Entries from a dataset:
%%

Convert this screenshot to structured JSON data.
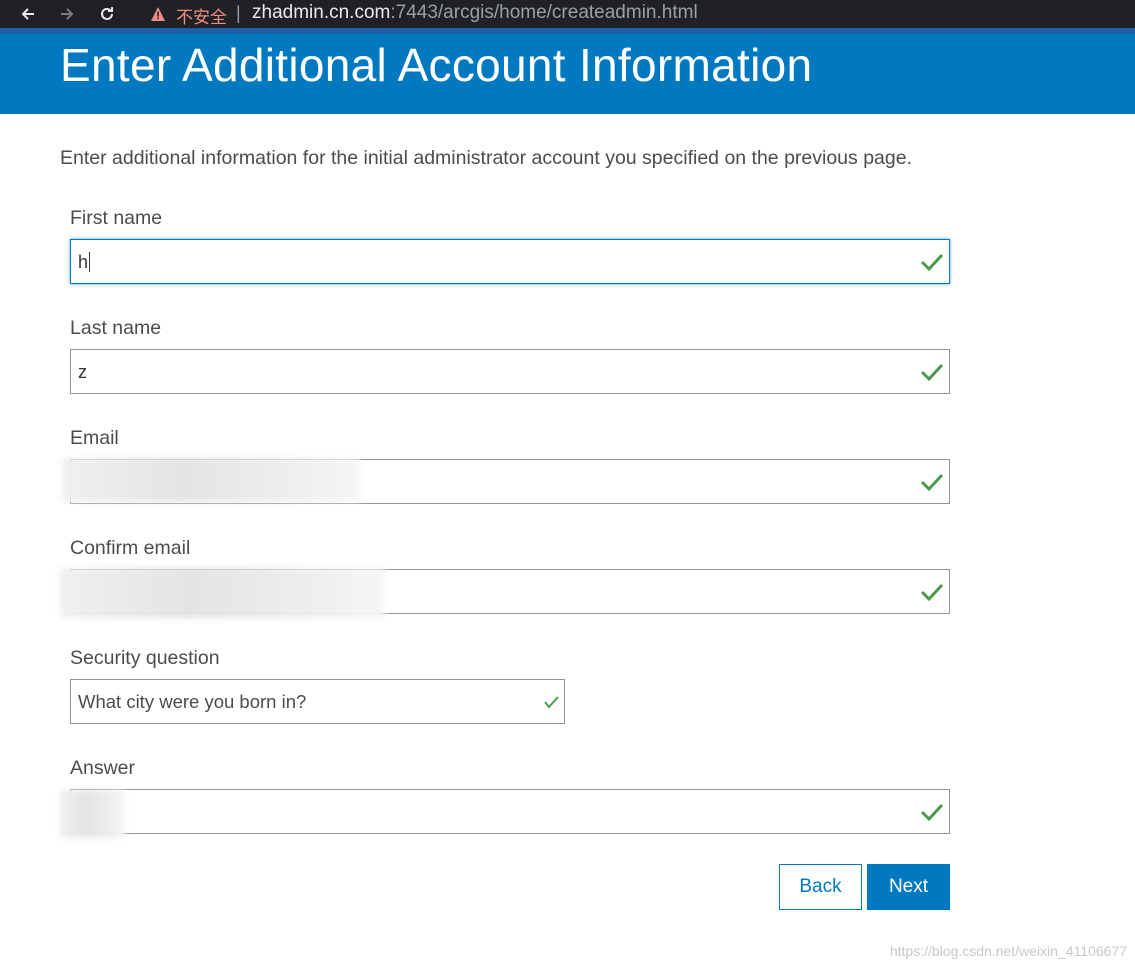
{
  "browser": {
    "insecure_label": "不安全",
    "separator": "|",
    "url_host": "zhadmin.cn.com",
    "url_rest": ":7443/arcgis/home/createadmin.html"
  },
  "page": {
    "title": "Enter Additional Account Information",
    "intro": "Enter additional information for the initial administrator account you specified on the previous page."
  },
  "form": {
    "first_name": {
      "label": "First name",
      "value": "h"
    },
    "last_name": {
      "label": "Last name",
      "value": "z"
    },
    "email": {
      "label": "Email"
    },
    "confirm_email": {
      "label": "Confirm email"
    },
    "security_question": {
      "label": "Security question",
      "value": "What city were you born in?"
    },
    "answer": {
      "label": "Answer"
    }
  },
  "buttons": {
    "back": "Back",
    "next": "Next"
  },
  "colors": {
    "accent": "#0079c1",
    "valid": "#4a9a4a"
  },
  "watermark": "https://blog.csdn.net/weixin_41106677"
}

%%
%%

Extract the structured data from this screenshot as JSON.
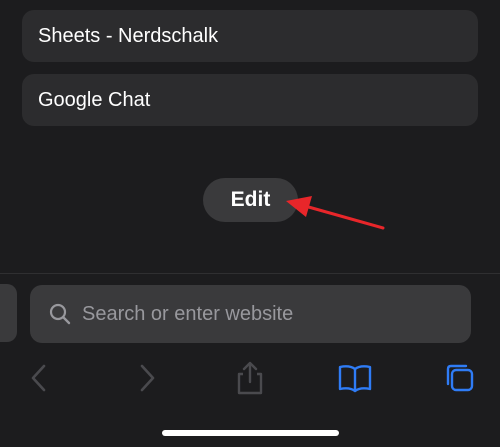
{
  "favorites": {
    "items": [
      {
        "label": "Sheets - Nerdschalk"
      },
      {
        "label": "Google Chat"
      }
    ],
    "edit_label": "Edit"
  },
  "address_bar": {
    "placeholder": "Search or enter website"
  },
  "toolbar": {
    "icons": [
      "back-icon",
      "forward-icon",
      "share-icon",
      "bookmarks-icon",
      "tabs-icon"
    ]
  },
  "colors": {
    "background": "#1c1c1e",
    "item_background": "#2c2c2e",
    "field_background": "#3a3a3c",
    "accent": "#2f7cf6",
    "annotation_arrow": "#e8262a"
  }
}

%%
%%

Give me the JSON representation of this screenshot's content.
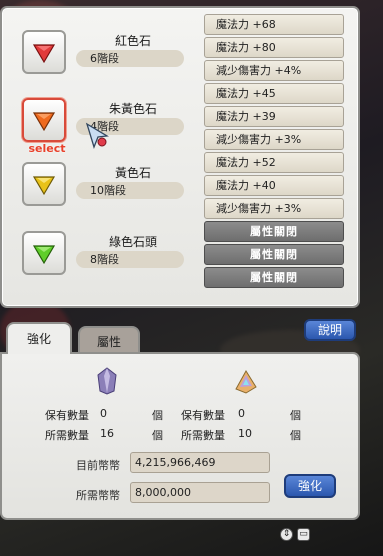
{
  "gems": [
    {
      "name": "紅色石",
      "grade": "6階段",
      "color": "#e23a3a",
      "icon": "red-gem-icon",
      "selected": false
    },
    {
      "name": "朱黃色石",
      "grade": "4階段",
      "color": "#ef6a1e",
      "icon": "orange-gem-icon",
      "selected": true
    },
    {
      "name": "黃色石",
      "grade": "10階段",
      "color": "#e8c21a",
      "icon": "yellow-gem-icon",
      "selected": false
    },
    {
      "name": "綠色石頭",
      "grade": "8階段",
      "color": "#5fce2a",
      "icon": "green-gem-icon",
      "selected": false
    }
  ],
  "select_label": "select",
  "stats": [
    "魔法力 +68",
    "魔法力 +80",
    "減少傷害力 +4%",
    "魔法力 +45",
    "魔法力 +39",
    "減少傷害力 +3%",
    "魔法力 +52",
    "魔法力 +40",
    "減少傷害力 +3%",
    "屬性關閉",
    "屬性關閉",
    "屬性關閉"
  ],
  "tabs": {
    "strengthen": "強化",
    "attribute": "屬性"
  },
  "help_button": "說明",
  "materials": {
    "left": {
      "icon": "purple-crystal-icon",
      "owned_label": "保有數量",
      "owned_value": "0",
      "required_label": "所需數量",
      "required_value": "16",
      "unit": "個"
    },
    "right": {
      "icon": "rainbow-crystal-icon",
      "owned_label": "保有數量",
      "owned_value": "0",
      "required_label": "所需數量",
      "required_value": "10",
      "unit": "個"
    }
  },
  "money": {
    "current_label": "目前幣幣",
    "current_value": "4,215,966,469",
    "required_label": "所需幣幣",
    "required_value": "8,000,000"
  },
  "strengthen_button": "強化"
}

%%

## [WHAT THE EXERCISE ASKS]
Locate the word "structured" in the records and collect each line it appears in.

## [SOLUTION TO THIS EXERCISE]
Convert this screenshot to structured JSON data.
Extract the structured data from this screenshot as JSON.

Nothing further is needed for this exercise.